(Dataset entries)
○ ○ ○
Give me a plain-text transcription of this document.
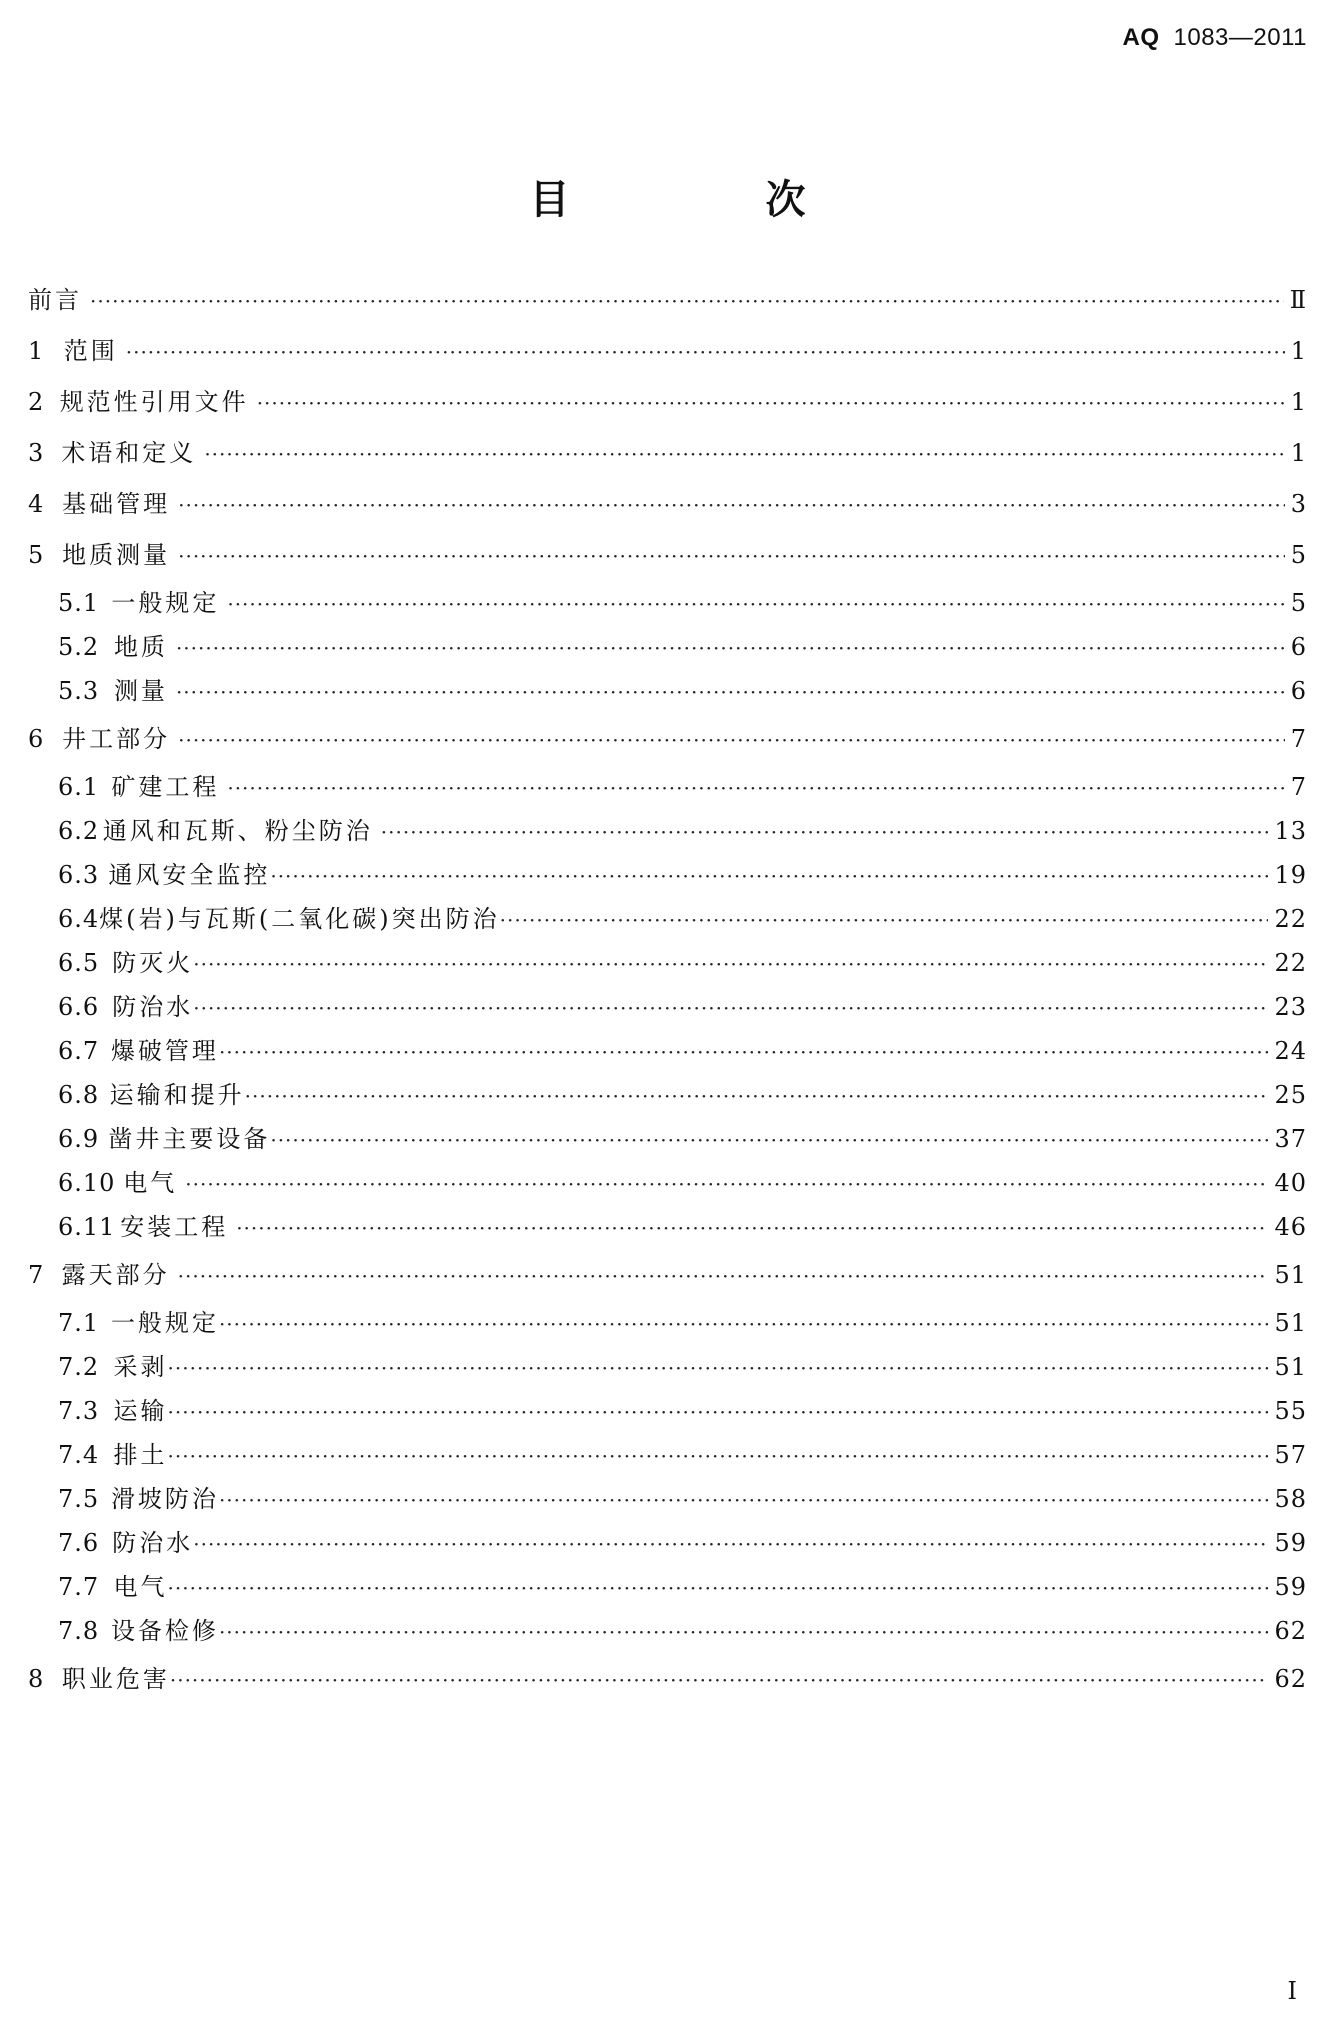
AQ 1083—2011
目　次
前言 ·····	Ⅱ
1 范围 ·····	1
2 规范性引用文件 ·····	1
3 术语和定义 ·····	1
4 基础管理 ·····	3
5 地质测量 ·····	5
5.1 一般规定 ·····	5
5.2 地质 ·····	6
5.3 测量 ·····	6
6 井工部分 ·····	7
6.1 矿建工程 ·····	7
6.2 通风和瓦斯、粉尘防治 ·····	13
6.3 通风安全监控 ·····	19
6.4 煤(岩)与瓦斯(二氧化碳)突出防治 ·····	22
6.5 防灭火 ·····	22
6.6 防治水 ·····	23
6.7 爆破管理 ·····	24
6.8 运输和提升 ·····	25
6.9 凿井主要设备 ·····	37
6.10 电气 ·····	40
6.11 安装工程 ·····	46
7 露天部分 ·····	51
7.1 一般规定 ·····	51
7.2 采剥 ·····	51
7.3 运输 ·····	55
7.4 排土 ·····	57
7.5 滑坡防治 ·····	58
7.6 防治水 ·····	59
7.7 电气 ·····	59
7.8 设备检修 ·····	62
8 职业危害 ·····	62
I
○ ○ ○
Requirements: Output the data above without changes, apart from leaving out the pictures.

Response to the task:
Give me a plain-text transcription of this document.
AQ 1083—2011
目　次
前言 ·····	Ⅱ
1 范围 ·····	1
2 规范性引用文件 ·····	1
3 术语和定义 ·····	1
4 基础管理 ·····	3
5 地质测量 ·····	5
5.1 一般规定 ·····	5
5.2 地质 ·····	6
5.3 测量 ·····	6
6 井工部分 ·····	7
6.1 矿建工程 ·····	7
6.2 通风和瓦斯、粉尘防治 ·····	13
6.3 通风安全监控 ·····	19
6.4 煤(岩)与瓦斯(二氧化碳)突出防治 ·····	22
6.5 防灭火 ·····	22
6.6 防治水 ·····	23
6.7 爆破管理 ·····	24
6.8 运输和提升 ·····	25
6.9 凿井主要设备 ·····	37
6.10 电气 ·····	40
6.11 安装工程 ·····	46
7 露天部分 ·····	51
7.1 一般规定 ·····	51
7.2 采剥 ·····	51
7.3 运输 ·····	55
7.4 排土 ·····	57
7.5 滑坡防治 ·····	58
7.6 防治水 ·····	59
7.7 电气 ·····	59
7.8 设备检修 ·····	62
8 职业危害 ·····	62
I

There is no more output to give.